:: MATERIAL SHOWN

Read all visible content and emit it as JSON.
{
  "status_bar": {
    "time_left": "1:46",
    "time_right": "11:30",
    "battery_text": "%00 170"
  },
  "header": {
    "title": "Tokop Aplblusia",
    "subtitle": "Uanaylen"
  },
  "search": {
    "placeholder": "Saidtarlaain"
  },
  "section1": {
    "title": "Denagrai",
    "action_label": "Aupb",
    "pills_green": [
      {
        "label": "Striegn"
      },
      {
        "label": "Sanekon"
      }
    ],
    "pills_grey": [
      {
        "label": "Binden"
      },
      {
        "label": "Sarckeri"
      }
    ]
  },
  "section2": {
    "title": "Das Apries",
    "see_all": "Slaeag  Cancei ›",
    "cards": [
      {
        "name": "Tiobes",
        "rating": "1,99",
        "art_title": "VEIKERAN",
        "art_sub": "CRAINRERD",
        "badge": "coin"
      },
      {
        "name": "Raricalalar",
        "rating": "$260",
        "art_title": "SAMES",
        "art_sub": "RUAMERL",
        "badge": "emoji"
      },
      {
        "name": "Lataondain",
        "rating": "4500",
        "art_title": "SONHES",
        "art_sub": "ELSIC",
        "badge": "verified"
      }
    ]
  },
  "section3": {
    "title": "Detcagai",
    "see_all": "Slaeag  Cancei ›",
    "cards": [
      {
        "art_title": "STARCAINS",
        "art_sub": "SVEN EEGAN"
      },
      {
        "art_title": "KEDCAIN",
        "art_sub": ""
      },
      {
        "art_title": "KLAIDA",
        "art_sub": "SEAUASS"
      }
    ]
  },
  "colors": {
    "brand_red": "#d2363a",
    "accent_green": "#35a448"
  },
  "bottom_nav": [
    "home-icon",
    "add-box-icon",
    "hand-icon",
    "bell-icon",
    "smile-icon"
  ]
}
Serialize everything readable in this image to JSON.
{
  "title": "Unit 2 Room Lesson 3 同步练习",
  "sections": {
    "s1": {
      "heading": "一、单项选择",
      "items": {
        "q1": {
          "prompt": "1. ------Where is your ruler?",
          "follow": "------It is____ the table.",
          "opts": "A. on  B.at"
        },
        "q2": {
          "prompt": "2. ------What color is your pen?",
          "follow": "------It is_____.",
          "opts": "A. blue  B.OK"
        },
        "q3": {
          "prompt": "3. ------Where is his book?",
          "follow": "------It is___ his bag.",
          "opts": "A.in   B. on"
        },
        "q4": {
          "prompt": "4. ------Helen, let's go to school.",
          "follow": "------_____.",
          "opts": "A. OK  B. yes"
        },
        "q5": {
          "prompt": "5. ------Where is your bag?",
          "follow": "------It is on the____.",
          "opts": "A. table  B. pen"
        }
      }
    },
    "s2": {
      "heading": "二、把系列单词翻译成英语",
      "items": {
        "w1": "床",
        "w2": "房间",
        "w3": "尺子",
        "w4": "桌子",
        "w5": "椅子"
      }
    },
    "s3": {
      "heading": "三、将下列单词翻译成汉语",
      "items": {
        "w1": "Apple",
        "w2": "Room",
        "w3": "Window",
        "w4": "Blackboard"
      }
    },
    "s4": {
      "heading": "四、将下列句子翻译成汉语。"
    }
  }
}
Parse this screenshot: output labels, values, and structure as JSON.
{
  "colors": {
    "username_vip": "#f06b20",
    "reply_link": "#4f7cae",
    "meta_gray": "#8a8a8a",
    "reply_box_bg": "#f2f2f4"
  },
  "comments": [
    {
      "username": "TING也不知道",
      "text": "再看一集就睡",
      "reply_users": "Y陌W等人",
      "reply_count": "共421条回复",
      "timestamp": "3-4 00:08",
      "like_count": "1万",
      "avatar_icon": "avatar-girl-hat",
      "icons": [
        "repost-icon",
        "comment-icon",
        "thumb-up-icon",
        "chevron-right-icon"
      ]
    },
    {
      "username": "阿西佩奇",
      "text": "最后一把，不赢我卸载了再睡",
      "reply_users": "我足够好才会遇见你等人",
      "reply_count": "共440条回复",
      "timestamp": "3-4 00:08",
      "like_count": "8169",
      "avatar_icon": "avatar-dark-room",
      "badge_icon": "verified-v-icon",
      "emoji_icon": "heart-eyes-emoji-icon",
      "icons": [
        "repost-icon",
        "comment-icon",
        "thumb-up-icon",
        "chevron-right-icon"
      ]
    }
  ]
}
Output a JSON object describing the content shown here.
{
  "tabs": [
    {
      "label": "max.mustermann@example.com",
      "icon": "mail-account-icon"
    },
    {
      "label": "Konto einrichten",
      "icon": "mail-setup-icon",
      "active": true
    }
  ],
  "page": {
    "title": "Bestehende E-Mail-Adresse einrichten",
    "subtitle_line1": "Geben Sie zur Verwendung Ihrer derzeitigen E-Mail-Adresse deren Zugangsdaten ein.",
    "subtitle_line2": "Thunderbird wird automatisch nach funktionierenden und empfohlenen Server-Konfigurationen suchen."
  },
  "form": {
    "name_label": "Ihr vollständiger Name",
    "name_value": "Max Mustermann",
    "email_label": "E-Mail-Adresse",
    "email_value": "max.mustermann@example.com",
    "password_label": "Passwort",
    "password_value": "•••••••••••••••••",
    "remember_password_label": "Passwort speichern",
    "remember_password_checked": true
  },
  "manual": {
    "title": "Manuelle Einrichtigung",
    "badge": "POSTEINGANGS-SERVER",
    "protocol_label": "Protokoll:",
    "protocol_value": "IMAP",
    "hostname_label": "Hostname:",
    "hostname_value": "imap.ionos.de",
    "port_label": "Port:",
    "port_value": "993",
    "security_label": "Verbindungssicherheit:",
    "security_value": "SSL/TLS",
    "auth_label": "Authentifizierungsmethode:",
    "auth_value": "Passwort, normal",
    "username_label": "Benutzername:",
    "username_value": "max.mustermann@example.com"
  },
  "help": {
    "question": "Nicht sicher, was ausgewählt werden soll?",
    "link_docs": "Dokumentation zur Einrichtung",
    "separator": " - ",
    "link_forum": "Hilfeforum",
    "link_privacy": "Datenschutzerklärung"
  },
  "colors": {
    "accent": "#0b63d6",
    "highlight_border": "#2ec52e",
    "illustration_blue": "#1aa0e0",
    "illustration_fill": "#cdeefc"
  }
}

::::

Pick out the lines above containing the word "content", then copy them.

ANSWER TO THIS PROBLEM
Read all visible content and emit it as JSON.
Output a JSON object describing the content shown here.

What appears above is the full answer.